[begin Information given]

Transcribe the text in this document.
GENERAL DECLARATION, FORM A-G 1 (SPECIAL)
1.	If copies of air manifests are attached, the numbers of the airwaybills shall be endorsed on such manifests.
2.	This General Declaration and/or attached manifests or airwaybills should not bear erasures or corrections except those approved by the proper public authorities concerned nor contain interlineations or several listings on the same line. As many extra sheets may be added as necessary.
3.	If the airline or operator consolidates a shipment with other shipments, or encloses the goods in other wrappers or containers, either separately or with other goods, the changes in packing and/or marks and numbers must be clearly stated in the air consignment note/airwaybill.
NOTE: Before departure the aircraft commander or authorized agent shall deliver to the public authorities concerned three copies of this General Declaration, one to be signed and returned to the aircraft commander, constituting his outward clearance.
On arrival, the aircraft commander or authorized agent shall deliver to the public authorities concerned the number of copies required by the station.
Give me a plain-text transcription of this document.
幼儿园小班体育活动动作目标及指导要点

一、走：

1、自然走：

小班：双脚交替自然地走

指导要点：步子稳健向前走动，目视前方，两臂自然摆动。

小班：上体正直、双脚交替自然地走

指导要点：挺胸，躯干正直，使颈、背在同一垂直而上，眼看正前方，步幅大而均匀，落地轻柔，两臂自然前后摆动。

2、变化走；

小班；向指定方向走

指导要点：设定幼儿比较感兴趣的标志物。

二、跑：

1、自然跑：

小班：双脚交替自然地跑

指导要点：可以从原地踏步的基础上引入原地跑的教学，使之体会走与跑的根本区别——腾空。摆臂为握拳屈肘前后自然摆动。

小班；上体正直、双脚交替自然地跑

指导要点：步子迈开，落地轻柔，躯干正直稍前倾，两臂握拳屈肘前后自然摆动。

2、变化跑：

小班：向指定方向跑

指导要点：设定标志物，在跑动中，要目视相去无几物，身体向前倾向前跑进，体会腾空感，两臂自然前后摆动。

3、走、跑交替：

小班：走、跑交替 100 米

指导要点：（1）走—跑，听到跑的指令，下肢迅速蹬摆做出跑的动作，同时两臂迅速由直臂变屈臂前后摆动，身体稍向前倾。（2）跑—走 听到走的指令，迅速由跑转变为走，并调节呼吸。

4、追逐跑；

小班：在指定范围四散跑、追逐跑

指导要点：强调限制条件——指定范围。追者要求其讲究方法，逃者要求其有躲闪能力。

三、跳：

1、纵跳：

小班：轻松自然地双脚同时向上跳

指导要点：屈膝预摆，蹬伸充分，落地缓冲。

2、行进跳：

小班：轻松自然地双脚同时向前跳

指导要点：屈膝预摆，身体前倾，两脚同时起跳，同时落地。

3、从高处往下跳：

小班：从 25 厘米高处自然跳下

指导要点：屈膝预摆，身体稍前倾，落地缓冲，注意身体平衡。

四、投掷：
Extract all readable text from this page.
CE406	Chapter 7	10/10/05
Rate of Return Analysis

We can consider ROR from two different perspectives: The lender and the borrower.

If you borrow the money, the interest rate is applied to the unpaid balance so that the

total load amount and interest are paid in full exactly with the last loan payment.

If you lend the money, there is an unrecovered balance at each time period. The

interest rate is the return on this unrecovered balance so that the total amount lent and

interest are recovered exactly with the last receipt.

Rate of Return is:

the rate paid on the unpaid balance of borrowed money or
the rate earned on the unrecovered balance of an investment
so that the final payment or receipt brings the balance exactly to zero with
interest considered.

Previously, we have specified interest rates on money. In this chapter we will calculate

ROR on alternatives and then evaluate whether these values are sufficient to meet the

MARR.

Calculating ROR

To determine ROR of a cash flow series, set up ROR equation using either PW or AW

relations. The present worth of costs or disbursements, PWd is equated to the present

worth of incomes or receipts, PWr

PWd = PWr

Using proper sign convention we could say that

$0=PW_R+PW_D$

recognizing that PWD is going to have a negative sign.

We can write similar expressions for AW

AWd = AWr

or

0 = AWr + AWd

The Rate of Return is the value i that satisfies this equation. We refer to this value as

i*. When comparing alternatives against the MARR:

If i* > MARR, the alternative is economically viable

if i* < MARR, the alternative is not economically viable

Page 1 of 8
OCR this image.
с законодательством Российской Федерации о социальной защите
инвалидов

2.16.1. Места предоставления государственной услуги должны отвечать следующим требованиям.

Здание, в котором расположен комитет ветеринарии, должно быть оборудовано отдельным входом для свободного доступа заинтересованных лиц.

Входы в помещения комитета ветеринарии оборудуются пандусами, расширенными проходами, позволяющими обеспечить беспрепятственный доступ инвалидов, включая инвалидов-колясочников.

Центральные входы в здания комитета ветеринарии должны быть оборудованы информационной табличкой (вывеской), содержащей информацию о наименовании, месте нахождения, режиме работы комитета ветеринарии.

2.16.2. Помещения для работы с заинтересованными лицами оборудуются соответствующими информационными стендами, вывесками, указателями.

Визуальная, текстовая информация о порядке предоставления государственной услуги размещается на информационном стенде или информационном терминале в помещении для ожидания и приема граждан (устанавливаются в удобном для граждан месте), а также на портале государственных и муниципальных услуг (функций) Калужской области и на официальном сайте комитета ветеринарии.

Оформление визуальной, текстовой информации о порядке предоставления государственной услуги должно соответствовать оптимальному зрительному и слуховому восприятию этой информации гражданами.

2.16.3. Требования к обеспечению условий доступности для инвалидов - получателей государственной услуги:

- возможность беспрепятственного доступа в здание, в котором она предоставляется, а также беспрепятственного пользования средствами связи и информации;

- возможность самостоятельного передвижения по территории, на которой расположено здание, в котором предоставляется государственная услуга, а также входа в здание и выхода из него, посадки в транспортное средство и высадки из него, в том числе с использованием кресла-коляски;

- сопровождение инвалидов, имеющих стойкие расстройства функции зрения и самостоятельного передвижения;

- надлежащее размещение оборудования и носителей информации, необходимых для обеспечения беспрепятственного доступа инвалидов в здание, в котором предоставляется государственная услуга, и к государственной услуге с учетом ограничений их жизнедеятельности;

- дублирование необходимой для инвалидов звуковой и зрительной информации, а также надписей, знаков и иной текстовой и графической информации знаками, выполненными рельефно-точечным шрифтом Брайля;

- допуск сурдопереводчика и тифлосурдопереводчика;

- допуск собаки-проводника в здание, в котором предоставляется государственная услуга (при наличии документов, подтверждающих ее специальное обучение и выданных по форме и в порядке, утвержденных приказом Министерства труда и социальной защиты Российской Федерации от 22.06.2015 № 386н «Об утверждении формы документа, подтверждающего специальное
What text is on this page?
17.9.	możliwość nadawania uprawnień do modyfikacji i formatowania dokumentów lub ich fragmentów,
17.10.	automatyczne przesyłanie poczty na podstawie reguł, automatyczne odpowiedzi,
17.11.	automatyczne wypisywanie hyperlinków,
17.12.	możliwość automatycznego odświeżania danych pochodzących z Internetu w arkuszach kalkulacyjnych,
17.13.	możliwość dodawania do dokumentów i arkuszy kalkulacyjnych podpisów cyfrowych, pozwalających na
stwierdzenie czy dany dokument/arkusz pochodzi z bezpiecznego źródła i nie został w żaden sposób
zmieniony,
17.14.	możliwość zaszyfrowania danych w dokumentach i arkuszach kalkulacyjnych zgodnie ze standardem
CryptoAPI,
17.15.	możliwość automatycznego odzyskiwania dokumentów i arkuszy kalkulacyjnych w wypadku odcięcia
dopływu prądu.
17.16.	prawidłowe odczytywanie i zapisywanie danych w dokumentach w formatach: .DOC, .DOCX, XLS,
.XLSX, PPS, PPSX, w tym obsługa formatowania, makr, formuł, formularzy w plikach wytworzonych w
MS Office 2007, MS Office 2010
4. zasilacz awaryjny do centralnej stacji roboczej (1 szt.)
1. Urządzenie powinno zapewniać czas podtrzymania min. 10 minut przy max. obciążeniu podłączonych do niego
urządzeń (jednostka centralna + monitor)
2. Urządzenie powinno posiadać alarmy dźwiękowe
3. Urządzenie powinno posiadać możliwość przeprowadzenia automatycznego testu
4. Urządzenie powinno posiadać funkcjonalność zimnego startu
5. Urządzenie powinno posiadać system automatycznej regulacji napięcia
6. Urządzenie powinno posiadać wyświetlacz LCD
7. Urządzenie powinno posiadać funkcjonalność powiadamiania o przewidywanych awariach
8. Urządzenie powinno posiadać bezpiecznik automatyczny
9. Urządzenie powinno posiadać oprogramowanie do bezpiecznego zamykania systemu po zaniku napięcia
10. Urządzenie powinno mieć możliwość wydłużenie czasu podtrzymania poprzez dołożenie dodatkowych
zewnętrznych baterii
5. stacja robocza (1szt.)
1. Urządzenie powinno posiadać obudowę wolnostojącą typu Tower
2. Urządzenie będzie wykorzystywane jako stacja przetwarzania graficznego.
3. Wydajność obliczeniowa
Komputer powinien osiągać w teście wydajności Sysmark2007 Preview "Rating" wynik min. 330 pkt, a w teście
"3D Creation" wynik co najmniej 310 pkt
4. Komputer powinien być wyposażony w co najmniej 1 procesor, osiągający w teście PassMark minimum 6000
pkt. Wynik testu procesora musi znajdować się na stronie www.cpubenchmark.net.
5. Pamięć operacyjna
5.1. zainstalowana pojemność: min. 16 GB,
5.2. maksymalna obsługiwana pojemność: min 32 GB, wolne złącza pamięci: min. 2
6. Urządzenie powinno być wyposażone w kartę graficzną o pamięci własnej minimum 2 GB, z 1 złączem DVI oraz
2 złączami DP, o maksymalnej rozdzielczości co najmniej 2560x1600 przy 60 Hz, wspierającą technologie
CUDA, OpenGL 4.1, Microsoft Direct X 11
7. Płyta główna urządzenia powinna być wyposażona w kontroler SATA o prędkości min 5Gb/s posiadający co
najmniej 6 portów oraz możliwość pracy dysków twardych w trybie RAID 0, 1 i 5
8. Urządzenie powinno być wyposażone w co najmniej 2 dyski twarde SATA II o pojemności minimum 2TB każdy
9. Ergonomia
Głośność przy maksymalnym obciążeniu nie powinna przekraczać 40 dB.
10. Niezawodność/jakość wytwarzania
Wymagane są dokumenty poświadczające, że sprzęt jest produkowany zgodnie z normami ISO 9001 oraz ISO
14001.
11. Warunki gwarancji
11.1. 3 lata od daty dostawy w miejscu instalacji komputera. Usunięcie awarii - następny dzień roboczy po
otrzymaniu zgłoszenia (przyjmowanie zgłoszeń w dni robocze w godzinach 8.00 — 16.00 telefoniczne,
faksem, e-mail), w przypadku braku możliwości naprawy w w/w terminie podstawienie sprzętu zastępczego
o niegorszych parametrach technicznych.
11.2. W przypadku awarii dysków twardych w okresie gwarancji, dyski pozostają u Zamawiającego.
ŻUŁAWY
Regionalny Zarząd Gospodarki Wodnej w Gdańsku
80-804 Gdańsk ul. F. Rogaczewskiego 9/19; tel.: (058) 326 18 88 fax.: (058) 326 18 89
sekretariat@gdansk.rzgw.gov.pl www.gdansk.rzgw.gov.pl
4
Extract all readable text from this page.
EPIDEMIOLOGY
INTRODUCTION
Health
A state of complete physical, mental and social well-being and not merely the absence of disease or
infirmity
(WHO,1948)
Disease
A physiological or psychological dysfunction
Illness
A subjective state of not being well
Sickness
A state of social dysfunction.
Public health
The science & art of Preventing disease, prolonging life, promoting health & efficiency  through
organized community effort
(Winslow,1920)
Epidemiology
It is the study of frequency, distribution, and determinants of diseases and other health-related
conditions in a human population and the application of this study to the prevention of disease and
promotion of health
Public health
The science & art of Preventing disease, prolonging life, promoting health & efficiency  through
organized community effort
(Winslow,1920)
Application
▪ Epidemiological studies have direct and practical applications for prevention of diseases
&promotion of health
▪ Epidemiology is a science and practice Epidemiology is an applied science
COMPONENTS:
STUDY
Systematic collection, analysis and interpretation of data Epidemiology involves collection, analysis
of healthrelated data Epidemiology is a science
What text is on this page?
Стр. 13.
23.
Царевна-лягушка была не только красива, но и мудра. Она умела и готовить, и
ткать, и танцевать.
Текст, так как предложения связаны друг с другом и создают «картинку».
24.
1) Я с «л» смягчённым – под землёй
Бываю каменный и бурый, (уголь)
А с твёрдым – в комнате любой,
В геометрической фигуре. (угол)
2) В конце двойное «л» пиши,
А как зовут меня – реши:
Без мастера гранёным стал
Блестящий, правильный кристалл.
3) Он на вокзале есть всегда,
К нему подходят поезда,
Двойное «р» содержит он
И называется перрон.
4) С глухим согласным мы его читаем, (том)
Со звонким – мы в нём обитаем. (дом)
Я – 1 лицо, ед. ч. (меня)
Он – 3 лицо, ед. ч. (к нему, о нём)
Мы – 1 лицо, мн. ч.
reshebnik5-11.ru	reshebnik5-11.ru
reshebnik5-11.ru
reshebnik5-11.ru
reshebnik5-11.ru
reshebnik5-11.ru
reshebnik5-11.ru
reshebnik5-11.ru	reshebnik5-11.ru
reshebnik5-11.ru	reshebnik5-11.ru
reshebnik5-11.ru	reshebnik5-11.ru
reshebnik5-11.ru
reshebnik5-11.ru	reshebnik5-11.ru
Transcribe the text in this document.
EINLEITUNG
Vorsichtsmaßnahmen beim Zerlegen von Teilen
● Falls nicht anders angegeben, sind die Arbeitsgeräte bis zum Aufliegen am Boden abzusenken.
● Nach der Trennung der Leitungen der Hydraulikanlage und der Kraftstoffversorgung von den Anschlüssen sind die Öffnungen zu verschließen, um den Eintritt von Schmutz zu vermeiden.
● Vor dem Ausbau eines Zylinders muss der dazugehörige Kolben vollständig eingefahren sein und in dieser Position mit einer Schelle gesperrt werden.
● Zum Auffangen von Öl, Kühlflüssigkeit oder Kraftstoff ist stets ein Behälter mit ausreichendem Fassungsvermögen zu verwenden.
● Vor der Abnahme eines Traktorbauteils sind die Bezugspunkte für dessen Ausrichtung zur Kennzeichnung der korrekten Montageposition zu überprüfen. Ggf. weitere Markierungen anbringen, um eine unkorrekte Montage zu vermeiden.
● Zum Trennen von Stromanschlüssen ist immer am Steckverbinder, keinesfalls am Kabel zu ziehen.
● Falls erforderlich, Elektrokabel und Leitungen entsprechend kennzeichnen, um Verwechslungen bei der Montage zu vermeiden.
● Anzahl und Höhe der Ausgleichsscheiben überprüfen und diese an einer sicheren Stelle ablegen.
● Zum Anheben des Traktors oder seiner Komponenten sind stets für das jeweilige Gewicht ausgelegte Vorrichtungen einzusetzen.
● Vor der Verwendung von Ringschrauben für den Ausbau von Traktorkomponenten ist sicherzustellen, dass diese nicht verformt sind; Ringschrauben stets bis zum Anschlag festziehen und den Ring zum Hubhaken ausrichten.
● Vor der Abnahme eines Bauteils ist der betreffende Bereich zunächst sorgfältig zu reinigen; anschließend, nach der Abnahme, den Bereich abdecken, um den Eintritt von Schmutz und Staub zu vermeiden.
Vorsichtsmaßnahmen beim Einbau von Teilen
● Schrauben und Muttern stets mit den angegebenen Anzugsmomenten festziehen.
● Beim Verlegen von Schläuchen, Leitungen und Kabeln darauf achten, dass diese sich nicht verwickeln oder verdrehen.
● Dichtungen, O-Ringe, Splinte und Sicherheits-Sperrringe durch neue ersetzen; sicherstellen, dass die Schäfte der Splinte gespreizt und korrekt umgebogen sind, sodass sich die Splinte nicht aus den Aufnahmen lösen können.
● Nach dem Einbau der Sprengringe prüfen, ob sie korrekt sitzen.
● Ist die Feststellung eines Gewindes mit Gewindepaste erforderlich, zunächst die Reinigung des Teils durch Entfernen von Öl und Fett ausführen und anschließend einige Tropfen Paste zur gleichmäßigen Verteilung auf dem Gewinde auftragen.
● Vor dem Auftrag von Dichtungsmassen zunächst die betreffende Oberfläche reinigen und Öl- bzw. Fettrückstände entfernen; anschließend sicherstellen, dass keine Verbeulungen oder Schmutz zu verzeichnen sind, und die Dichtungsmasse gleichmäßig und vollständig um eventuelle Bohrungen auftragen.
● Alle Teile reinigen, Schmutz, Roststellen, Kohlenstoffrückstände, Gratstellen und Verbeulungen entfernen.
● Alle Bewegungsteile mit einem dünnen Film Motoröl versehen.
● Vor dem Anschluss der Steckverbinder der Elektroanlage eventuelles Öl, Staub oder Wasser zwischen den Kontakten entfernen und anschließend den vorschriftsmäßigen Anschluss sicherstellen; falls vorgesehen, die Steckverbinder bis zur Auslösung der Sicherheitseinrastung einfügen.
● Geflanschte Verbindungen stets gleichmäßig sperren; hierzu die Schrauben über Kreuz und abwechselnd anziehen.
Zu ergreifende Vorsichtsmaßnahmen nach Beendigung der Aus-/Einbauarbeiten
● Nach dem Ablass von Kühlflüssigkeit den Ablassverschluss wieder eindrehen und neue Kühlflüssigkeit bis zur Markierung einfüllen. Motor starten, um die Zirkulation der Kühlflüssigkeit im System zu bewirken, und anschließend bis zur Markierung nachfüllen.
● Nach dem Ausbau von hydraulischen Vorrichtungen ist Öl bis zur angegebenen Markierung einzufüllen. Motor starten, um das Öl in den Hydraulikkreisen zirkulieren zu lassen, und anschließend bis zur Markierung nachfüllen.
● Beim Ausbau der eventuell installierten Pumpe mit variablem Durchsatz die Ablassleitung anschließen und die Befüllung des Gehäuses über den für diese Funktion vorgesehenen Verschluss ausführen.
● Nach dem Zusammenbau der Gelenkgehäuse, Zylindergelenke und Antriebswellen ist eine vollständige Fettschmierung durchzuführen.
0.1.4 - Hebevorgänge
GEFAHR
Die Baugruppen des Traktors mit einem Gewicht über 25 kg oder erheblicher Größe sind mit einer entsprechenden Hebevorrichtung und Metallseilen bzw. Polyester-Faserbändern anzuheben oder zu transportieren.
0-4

[end Information given]

▶ [What to produce]: Collect, from the material above, every line containing the word "wyposażone".

▶ [Exercise result]:
6. Urządzenie powinno być wyposażone w kartę graficzną o pamięci własnej minimum 2 GB, z 1 złączem DVI oraz
8. Urządzenie powinno być wyposażone w co najmniej 2 dyski twarde SATA II o pojemności minimum 2TB każdy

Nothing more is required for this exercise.